## start RECORDS FOR THE TASK

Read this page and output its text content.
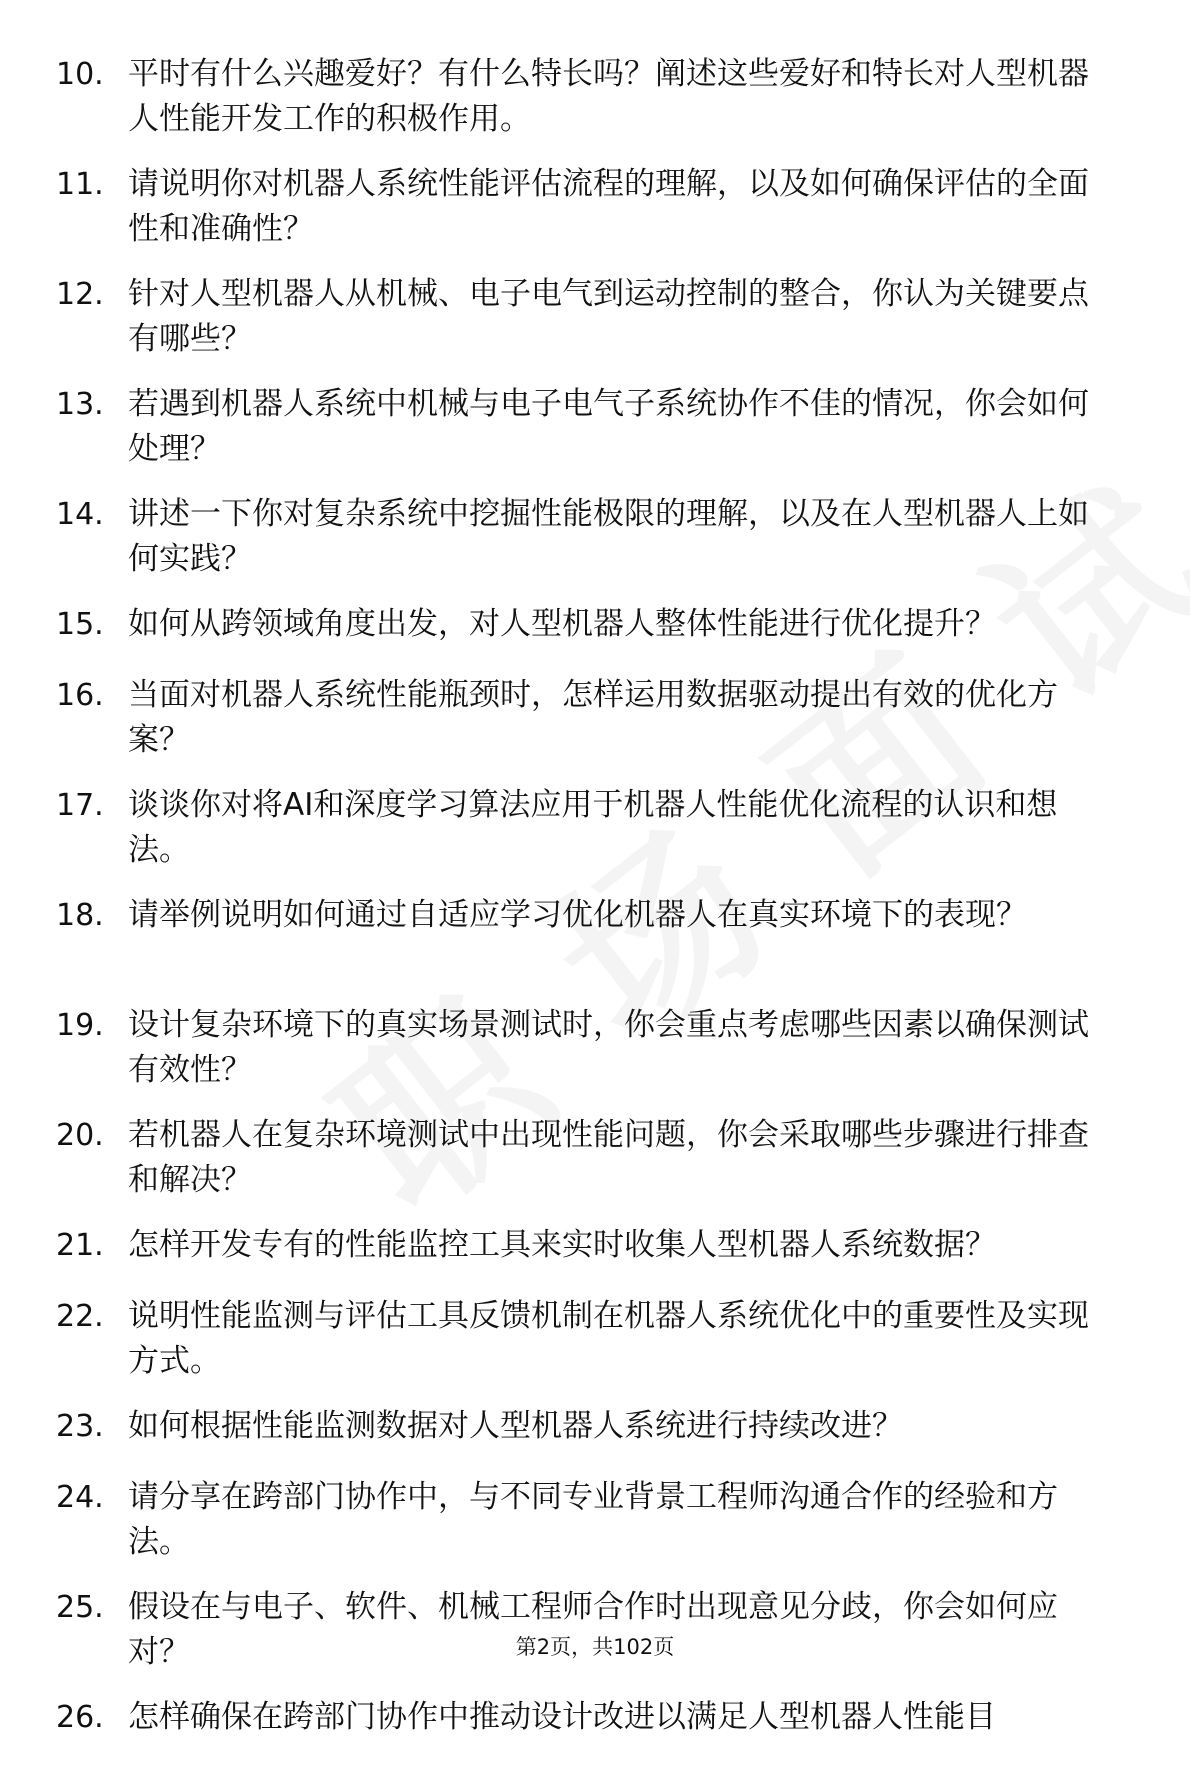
10. 平时有什么兴趣爱好？有什么特长吗？阐述这些爱好和特长对人型机器人性能开发工作的积极作用。
11. 请说明你对机器人系统性能评估流程的理解，以及如何确保评估的全面性和准确性？
12. 针对人型机器人从机械、电子电气到运动控制的整合，你认为关键要点有哪些？
13. 若遇到机器人系统中机械与电子电气子系统协作不佳的情况，你会如何处理？
14. 讲述一下你对复杂系统中挖掘性能极限的理解，以及在人型机器人上如何实践？
15. 如何从跨领域角度出发，对人型机器人整体性能进行优化提升？
16. 当面对机器人系统性能瓶颈时，怎样运用数据驱动提出有效的优化方案？
17. 谈谈你对将AI和深度学习算法应用于机器人性能优化流程的认识和想法。
18. 请举例说明如何通过自适应学习优化机器人在真实环境下的表现？
19. 设计复杂环境下的真实场景测试时，你会重点考虑哪些因素以确保测试有效性？
20. 若机器人在复杂环境测试中出现性能问题，你会采取哪些步骤进行排查和解决？
21. 怎样开发专有的性能监控工具来实时收集人型机器人系统数据？
22. 说明性能监测与评估工具反馈机制在机器人系统优化中的重要性及实现方式。
23. 如何根据性能监测数据对人型机器人系统进行持续改进？
24. 请分享在跨部门协作中，与不同专业背景工程师沟通合作的经验和方法。
25. 假设在与电子、软件、机械工程师合作时出现意见分歧，你会如何应对？
26. 怎样确保在跨部门协作中推动设计改进以满足人型机器人性能目
第2页，共102页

## end RECORDS FOR THE TASK

> [THE REQUEST] Write out each entry exactly as given, but skip the pictures.

> [FULL SOLUTION]
Read this page and output its text content.
10. 平时有什么兴趣爱好？有什么特长吗？阐述这些爱好和特长对人型机器人性能开发工作的积极作用。
11. 请说明你对机器人系统性能评估流程的理解，以及如何确保评估的全面性和准确性？
12. 针对人型机器人从机械、电子电气到运动控制的整合，你认为关键要点有哪些？
13. 若遇到机器人系统中机械与电子电气子系统协作不佳的情况，你会如何处理？
14. 讲述一下你对复杂系统中挖掘性能极限的理解，以及在人型机器人上如何实践？
15. 如何从跨领域角度出发，对人型机器人整体性能进行优化提升？
16. 当面对机器人系统性能瓶颈时，怎样运用数据驱动提出有效的优化方案？
17. 谈谈你对将AI和深度学习算法应用于机器人性能优化流程的认识和想法。
18. 请举例说明如何通过自适应学习优化机器人在真实环境下的表现？
19. 设计复杂环境下的真实场景测试时，你会重点考虑哪些因素以确保测试有效性？
20. 若机器人在复杂环境测试中出现性能问题，你会采取哪些步骤进行排查和解决？
21. 怎样开发专有的性能监控工具来实时收集人型机器人系统数据？
22. 说明性能监测与评估工具反馈机制在机器人系统优化中的重要性及实现方式。
23. 如何根据性能监测数据对人型机器人系统进行持续改进？
24. 请分享在跨部门协作中，与不同专业背景工程师沟通合作的经验和方法。
25. 假设在与电子、软件、机械工程师合作时出现意见分歧，你会如何应对？
26. 怎样确保在跨部门协作中推动设计改进以满足人型机器人性能目
第2页，共102页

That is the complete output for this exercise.